▶ [Challenge]
Below are the records. List every line holding the word "dark".

▶ [Data entries]

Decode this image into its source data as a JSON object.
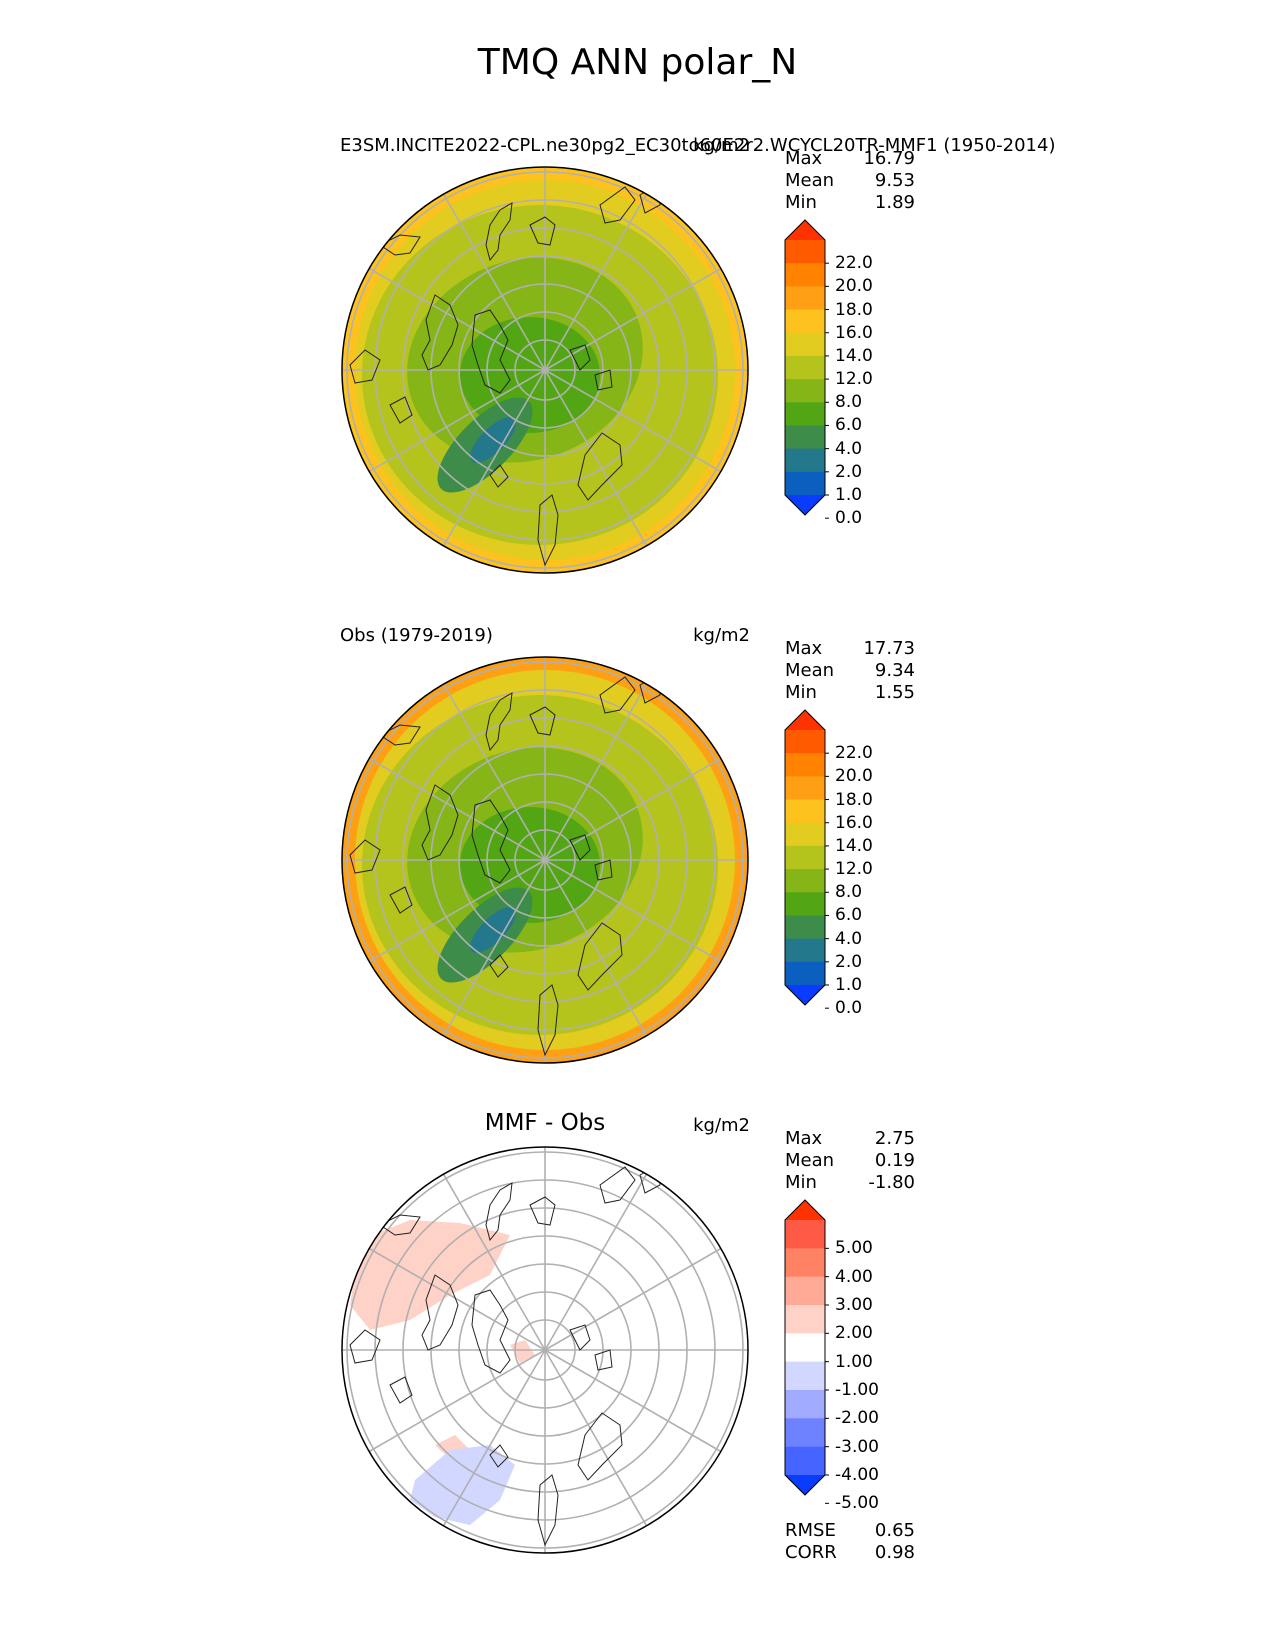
{
  "figure": {
    "title": "TMQ ANN polar_N"
  },
  "chart_data": [
    {
      "type": "heatmap",
      "projection": "north polar stereographic",
      "title_left": "E3SM.INCITE2022-CPL.ne30pg2_EC30to60E2r2.WCYCL20TR-MMF1 (1950-2014)",
      "units": "kg/m2",
      "stats": [
        {
          "label": "Max",
          "value": "16.79"
        },
        {
          "label": "Mean",
          "value": "9.53"
        },
        {
          "label": "Min",
          "value": "1.89"
        }
      ],
      "colorbar": {
        "ticks": [
          "22.0",
          "20.0",
          "18.0",
          "16.0",
          "14.0",
          "12.0",
          "8.0",
          "6.0",
          "4.0",
          "2.0",
          "1.0",
          "0.0"
        ],
        "colors": [
          "#ff3200",
          "#ff5a00",
          "#ff8200",
          "#ffa014",
          "#fdc21e",
          "#e1cc1f",
          "#b5c41d",
          "#86b518",
          "#52a614",
          "#3d8c4a",
          "#23798b",
          "#0a5fbf",
          "#0a3cff"
        ],
        "extend": "both"
      },
      "field": {
        "outer_ring": "#fdc21e",
        "mid_ring": "#e1cc1f",
        "bulk": "#b5c41d",
        "arctic_core": "#86b518",
        "pole": "#52a614",
        "greenland": "#3d8c4a",
        "greenland_core": "#23798b"
      }
    },
    {
      "type": "heatmap",
      "projection": "north polar stereographic",
      "title_left": "Obs (1979-2019)",
      "units": "kg/m2",
      "stats": [
        {
          "label": "Max",
          "value": "17.73"
        },
        {
          "label": "Mean",
          "value": "9.34"
        },
        {
          "label": "Min",
          "value": "1.55"
        }
      ],
      "colorbar": {
        "ticks": [
          "22.0",
          "20.0",
          "18.0",
          "16.0",
          "14.0",
          "12.0",
          "8.0",
          "6.0",
          "4.0",
          "2.0",
          "1.0",
          "0.0"
        ],
        "colors": [
          "#ff3200",
          "#ff5a00",
          "#ff8200",
          "#ffa014",
          "#fdc21e",
          "#e1cc1f",
          "#b5c41d",
          "#86b518",
          "#52a614",
          "#3d8c4a",
          "#23798b",
          "#0a5fbf",
          "#0a3cff"
        ],
        "extend": "both"
      },
      "field": {
        "outer_ring": "#ffa014",
        "mid_ring": "#e1cc1f",
        "bulk": "#b5c41d",
        "arctic_core": "#86b518",
        "pole": "#52a614",
        "greenland": "#3d8c4a",
        "greenland_core": "#23798b"
      }
    },
    {
      "type": "heatmap",
      "projection": "north polar stereographic",
      "title_center": "MMF - Obs",
      "units": "kg/m2",
      "stats": [
        {
          "label": "Max",
          "value": "2.75"
        },
        {
          "label": "Mean",
          "value": "0.19"
        },
        {
          "label": "Min",
          "value": "-1.80"
        }
      ],
      "colorbar": {
        "ticks": [
          "5.00",
          "4.00",
          "3.00",
          "2.00",
          "1.00",
          "-1.00",
          "-2.00",
          "-3.00",
          "-4.00",
          "-5.00"
        ],
        "colors": [
          "#ff3200",
          "#fe5a46",
          "#ff8264",
          "#ffaa96",
          "#ffd2c8",
          "#ffffff",
          "#d2d7ff",
          "#a0aaff",
          "#6e82ff",
          "#4664ff",
          "#0a3cff"
        ],
        "extend": "both"
      },
      "metrics": [
        {
          "label": "RMSE",
          "value": "0.65"
        },
        {
          "label": "CORR",
          "value": "0.98"
        }
      ],
      "field": {
        "positive": "#ffd2c8",
        "negative": "#d2d7ff"
      }
    }
  ]
}
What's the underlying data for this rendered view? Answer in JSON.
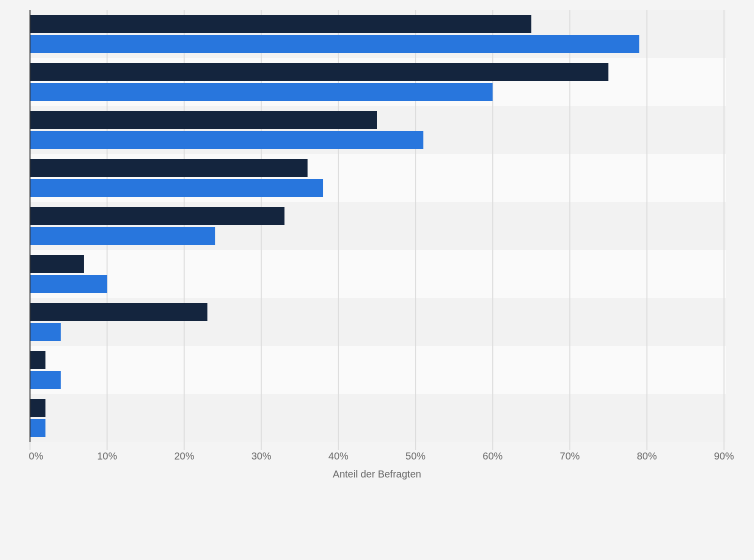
{
  "chart_data": {
    "type": "bar",
    "orientation": "horizontal",
    "xlabel": "Anteil der Befragten",
    "categories": [
      null,
      null,
      null,
      null,
      null,
      null,
      null,
      null,
      null
    ],
    "series": [
      {
        "color": "#14253e",
        "values": [
          65,
          75,
          45,
          36,
          33,
          7,
          23,
          2,
          2
        ]
      },
      {
        "color": "#2876dd",
        "values": [
          79,
          60,
          51,
          38,
          24,
          10,
          4,
          4,
          2
        ]
      }
    ],
    "xlim": [
      0,
      90
    ],
    "xticks": [
      {
        "value": 0,
        "label": "0%"
      },
      {
        "value": 10,
        "label": "10%"
      },
      {
        "value": 20,
        "label": "20%"
      },
      {
        "value": 30,
        "label": "30%"
      },
      {
        "value": 40,
        "label": "40%"
      },
      {
        "value": 50,
        "label": "50%"
      },
      {
        "value": 60,
        "label": "60%"
      },
      {
        "value": 70,
        "label": "70%"
      },
      {
        "value": 80,
        "label": "80%"
      },
      {
        "value": 90,
        "label": "90%"
      }
    ],
    "grid": true
  }
}
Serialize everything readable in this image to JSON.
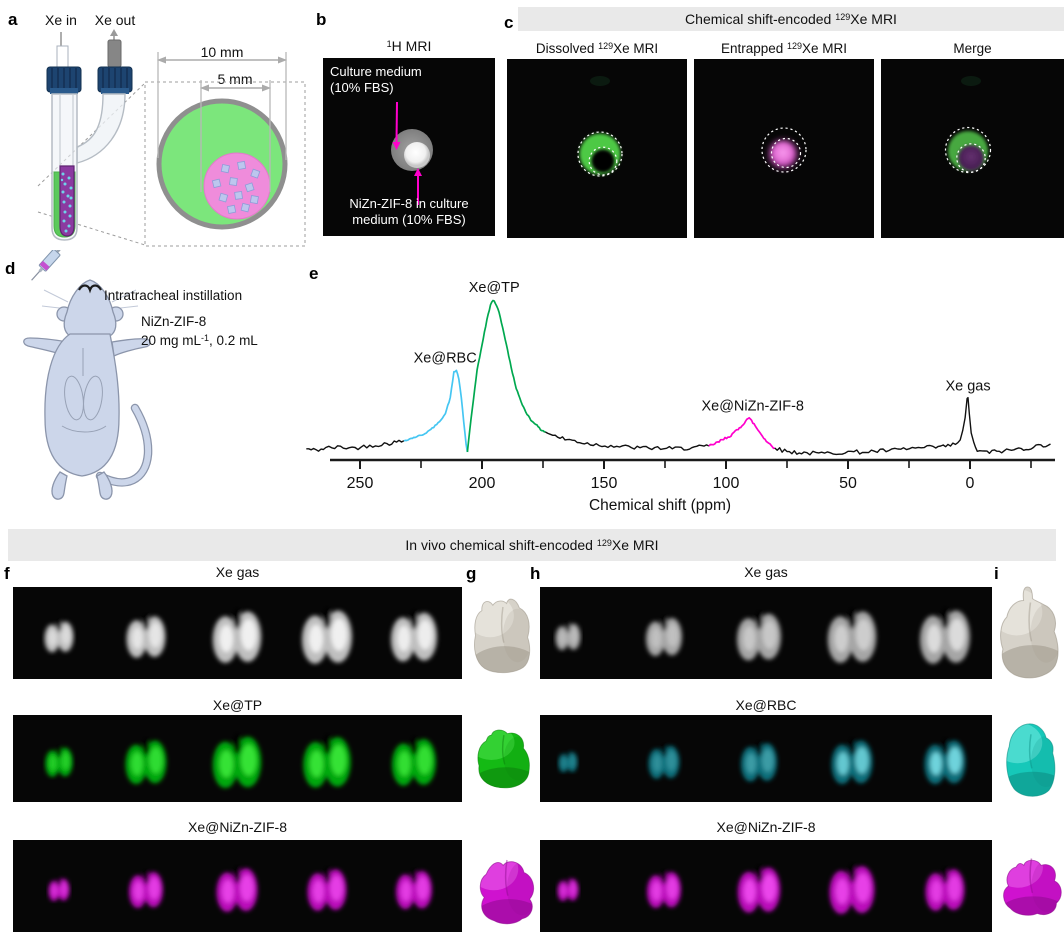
{
  "letters": {
    "a": "a",
    "b": "b",
    "c": "c",
    "d": "d",
    "e": "e",
    "f": "f",
    "g": "g",
    "h": "h",
    "i": "i"
  },
  "panel_a": {
    "xe_in": "Xe in",
    "xe_out": "Xe out",
    "dim_outer": "10 mm",
    "dim_inner": "5 mm"
  },
  "panel_b": {
    "title": {
      "sup": "1",
      "post": "H MRI"
    },
    "annotation_top_line1": "Culture medium",
    "annotation_top_line2": "(10% FBS)",
    "annotation_bottom_line1": "NiZn-ZIF-8 in culture",
    "annotation_bottom_line2": "medium (10% FBS)"
  },
  "panel_c": {
    "header": {
      "pre": "Chemical shift-encoded ",
      "sup": "129",
      "post": "Xe MRI"
    },
    "subtitles": [
      {
        "pre": "Dissolved ",
        "sup": "129",
        "post": "Xe MRI"
      },
      {
        "pre": "Entrapped ",
        "sup": "129",
        "post": "Xe MRI"
      },
      {
        "pre": "Merge"
      }
    ]
  },
  "panel_d": {
    "instillation": "Intratracheal instillation",
    "agent": "NiZn-ZIF-8",
    "dose": {
      "pre": "20 mg mL",
      "sup": "-1",
      "post": ", 0.2 mL"
    }
  },
  "invivo_header": {
    "pre": "In vivo chemical shift-encoded ",
    "sup": "129",
    "post": "Xe MRI"
  },
  "panel_f": {
    "rows": [
      {
        "label": "Xe gas",
        "color": "gray",
        "slice_scales": [
          0.58,
          0.78,
          0.97,
          1.0,
          0.92
        ],
        "hot_levels": [
          0.5,
          0.7,
          0.9,
          0.9,
          0.85
        ]
      },
      {
        "label": "Xe@TP",
        "color": "green",
        "slice_scales": [
          0.55,
          0.82,
          0.97,
          0.95,
          0.88
        ],
        "hot_levels": [
          0.6,
          0.8,
          0.9,
          0.9,
          0.85
        ]
      },
      {
        "label": "Xe@NiZn-ZIF-8",
        "color": "magenta",
        "slice_scales": [
          0.42,
          0.68,
          0.82,
          0.78,
          0.72
        ],
        "hot_levels": [
          0.5,
          0.7,
          0.8,
          0.75,
          0.7
        ]
      }
    ]
  },
  "panel_h": {
    "rows": [
      {
        "label": "Xe gas",
        "color": "gray_dim",
        "slice_scales": [
          0.5,
          0.72,
          0.88,
          0.97,
          1.0
        ],
        "hot_levels": [
          0.3,
          0.4,
          0.5,
          0.6,
          0.8
        ]
      },
      {
        "label": "Xe@RBC",
        "color": "teal",
        "slice_scales": [
          0.38,
          0.62,
          0.72,
          0.82,
          0.82
        ],
        "hot_levels": [
          0.15,
          0.25,
          0.35,
          0.7,
          0.8
        ]
      },
      {
        "label": "Xe@NiZn-ZIF-8",
        "color": "magenta",
        "slice_scales": [
          0.42,
          0.68,
          0.85,
          0.9,
          0.78
        ],
        "hot_levels": [
          0.5,
          0.7,
          0.85,
          0.8,
          0.7
        ]
      }
    ]
  },
  "colors": {
    "header_bar": "#e9e9e9",
    "arrow_magenta": "#ff00cc",
    "tube_green": "#5bc95b",
    "tube_purple": "#8b3aa0",
    "circle_green": "#7ce67c",
    "circle_pink": "#ef8cdb",
    "cube_lavender": "#bcc6ee",
    "cap_navy": "#1d4470",
    "rows": {
      "gray": {
        "base": "#bfbfbf",
        "hot": "#f5f5f5"
      },
      "gray_dim": {
        "base": "#a6a6a6",
        "hot": "#e8e8e8"
      },
      "green": {
        "base": "#00a80a",
        "hot": "#3ae83a"
      },
      "magenta": {
        "base": "#bb10bb",
        "hot": "#f34df3"
      },
      "teal": {
        "base": "#11707c",
        "hot": "#86ecf4"
      }
    },
    "renders3d": {
      "gray": {
        "base": "#d6d2c9",
        "dark": "#9e978a",
        "light": "#f4f2ec"
      },
      "green": {
        "base": "#14ba14",
        "dark": "#0b7d0b",
        "light": "#52e852"
      },
      "cyan": {
        "base": "#16c8b9",
        "dark": "#0d8d82",
        "light": "#7deee6"
      },
      "magenta": {
        "base": "#cf12cf",
        "dark": "#8e0a8e",
        "light": "#ef6bef"
      }
    }
  },
  "chart_data": {
    "type": "line",
    "title": "",
    "xlabel": "Chemical shift (ppm)",
    "ylabel": "",
    "x_axis_reversed": true,
    "x_range": [
      272,
      -33
    ],
    "x_ticks_major": [
      250,
      200,
      150,
      100,
      50,
      0
    ],
    "x_ticks_minor": [
      225,
      175,
      125,
      75,
      25,
      -25
    ],
    "grid": false,
    "peaks": [
      {
        "label": "Xe@RBC",
        "ppm": 211,
        "rel_height": 0.56,
        "color": "#45c6f2",
        "label_dx": -10
      },
      {
        "label": "Xe@TP",
        "ppm": 195,
        "rel_height": 1.0,
        "color": "#00a84f",
        "label_dx": 0
      },
      {
        "label": "Xe@NiZn-ZIF-8",
        "ppm": 91.5,
        "rel_height": 0.26,
        "color": "#ff00cc",
        "label_dx": 6
      },
      {
        "label": "Xe gas",
        "ppm": 0.8,
        "rel_height": 0.385,
        "color": "#111111",
        "label_dx": 0
      }
    ],
    "segments": [
      {
        "color": "#111111",
        "noise": 0.013,
        "points": [
          [
            272,
            0.07
          ],
          [
            268,
            0.06
          ],
          [
            264,
            0.075
          ],
          [
            258,
            0.08
          ],
          [
            252,
            0.075
          ],
          [
            246,
            0.09
          ],
          [
            240,
            0.1
          ],
          [
            236,
            0.11
          ],
          [
            232,
            0.12
          ]
        ]
      },
      {
        "color": "#45c6f2",
        "noise": 0.004,
        "points": [
          [
            232,
            0.12
          ],
          [
            228,
            0.14
          ],
          [
            224,
            0.16
          ],
          [
            221,
            0.19
          ],
          [
            218,
            0.23
          ],
          [
            215,
            0.29
          ],
          [
            213,
            0.39
          ],
          [
            211.5,
            0.55
          ],
          [
            210.5,
            0.56
          ],
          [
            209.5,
            0.51
          ],
          [
            208.5,
            0.39
          ],
          [
            207.5,
            0.24
          ],
          [
            206.5,
            0.1
          ],
          [
            206,
            0.05
          ]
        ]
      },
      {
        "color": "#00a84f",
        "noise": 0.004,
        "points": [
          [
            206,
            0.05
          ],
          [
            205,
            0.19
          ],
          [
            203.5,
            0.38
          ],
          [
            202,
            0.56
          ],
          [
            200,
            0.72
          ],
          [
            198,
            0.875
          ],
          [
            196.5,
            0.97
          ],
          [
            195.5,
            1.0
          ],
          [
            194.5,
            0.98
          ],
          [
            193,
            0.925
          ],
          [
            191.5,
            0.825
          ],
          [
            190,
            0.72
          ],
          [
            188,
            0.575
          ],
          [
            186,
            0.45
          ],
          [
            184,
            0.3625
          ],
          [
            182,
            0.3
          ],
          [
            180,
            0.25
          ],
          [
            178,
            0.225
          ],
          [
            176,
            0.19
          ],
          [
            174,
            0.175
          ]
        ]
      },
      {
        "color": "#111111",
        "noise": 0.013,
        "points": [
          [
            174,
            0.175
          ],
          [
            170,
            0.15
          ],
          [
            166,
            0.13
          ],
          [
            162,
            0.12
          ],
          [
            158,
            0.105
          ],
          [
            152,
            0.095
          ],
          [
            146,
            0.0875
          ],
          [
            140,
            0.08
          ],
          [
            134,
            0.075
          ],
          [
            128,
            0.075
          ],
          [
            122,
            0.07
          ],
          [
            116,
            0.075
          ],
          [
            111,
            0.08
          ],
          [
            107,
            0.0875
          ]
        ]
      },
      {
        "color": "#ff00cc",
        "noise": 0.008,
        "points": [
          [
            107,
            0.0875
          ],
          [
            104,
            0.105
          ],
          [
            101,
            0.13
          ],
          [
            98,
            0.155
          ],
          [
            95,
            0.19
          ],
          [
            93,
            0.225
          ],
          [
            91.5,
            0.255
          ],
          [
            90.5,
            0.26
          ],
          [
            89,
            0.235
          ],
          [
            87,
            0.19
          ],
          [
            85,
            0.15
          ],
          [
            83,
            0.11
          ],
          [
            81,
            0.0875
          ],
          [
            80,
            0.075
          ]
        ]
      },
      {
        "color": "#111111",
        "noise": 0.013,
        "points": [
          [
            80,
            0.075
          ],
          [
            77,
            0.06
          ],
          [
            73,
            0.05
          ],
          [
            68,
            0.045
          ],
          [
            62,
            0.04
          ],
          [
            56,
            0.045
          ],
          [
            50,
            0.05
          ],
          [
            44,
            0.05
          ],
          [
            38,
            0.055
          ],
          [
            32,
            0.06
          ],
          [
            26,
            0.07
          ],
          [
            20,
            0.075
          ],
          [
            14,
            0.08
          ],
          [
            9,
            0.0875
          ],
          [
            6,
            0.1
          ],
          [
            4,
            0.125
          ],
          [
            3,
            0.175
          ],
          [
            2,
            0.26
          ],
          [
            1.2,
            0.375
          ],
          [
            0.8,
            0.385
          ],
          [
            0.3,
            0.3
          ],
          [
            -0.5,
            0.175
          ],
          [
            -1.5,
            0.1
          ],
          [
            -3,
            0.06
          ],
          [
            -5,
            0.05
          ],
          [
            -8,
            0.05
          ],
          [
            -12,
            0.055
          ],
          [
            -16,
            0.06
          ],
          [
            -20,
            0.07
          ],
          [
            -24,
            0.075
          ],
          [
            -28,
            0.0875
          ],
          [
            -33,
            0.1
          ]
        ]
      }
    ]
  }
}
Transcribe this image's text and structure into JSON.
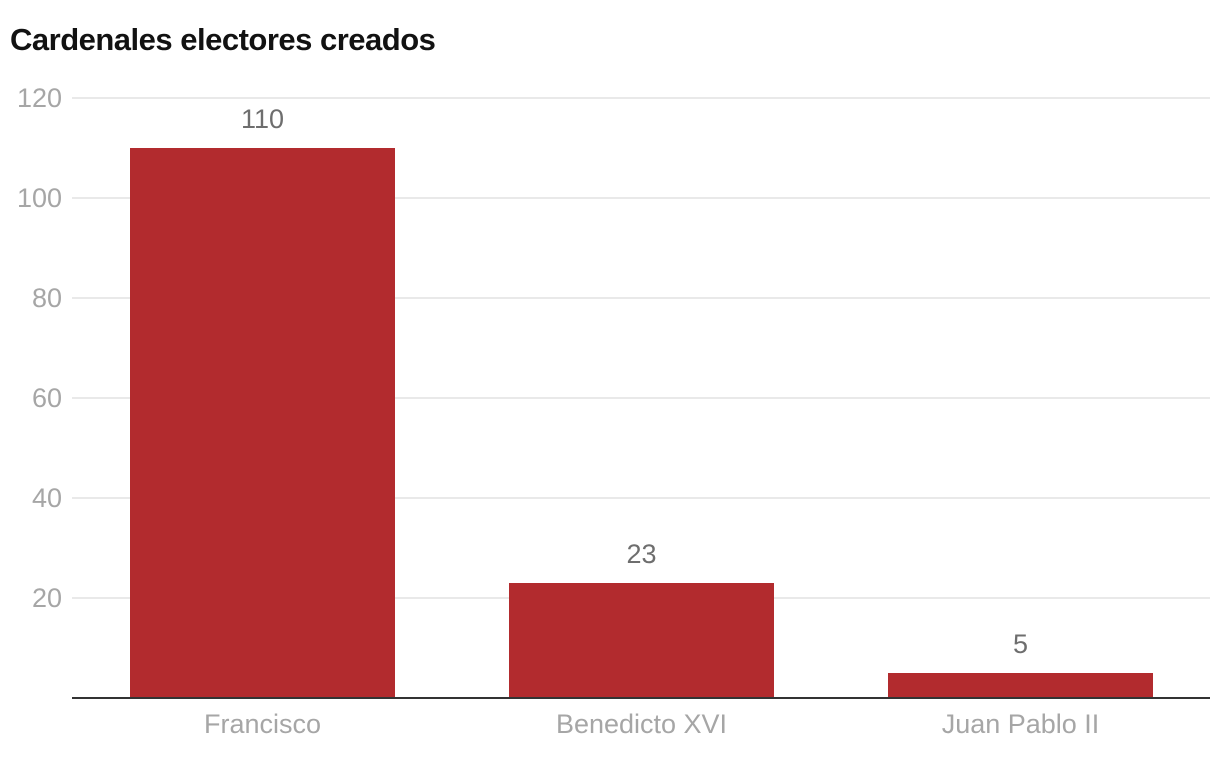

▶ [Answer to the problem]
        "dark": "#9e978a",
        "dark": "#0b7d0b",
        "dark": "#0d8d82",
        "dark": "#8e0a8e",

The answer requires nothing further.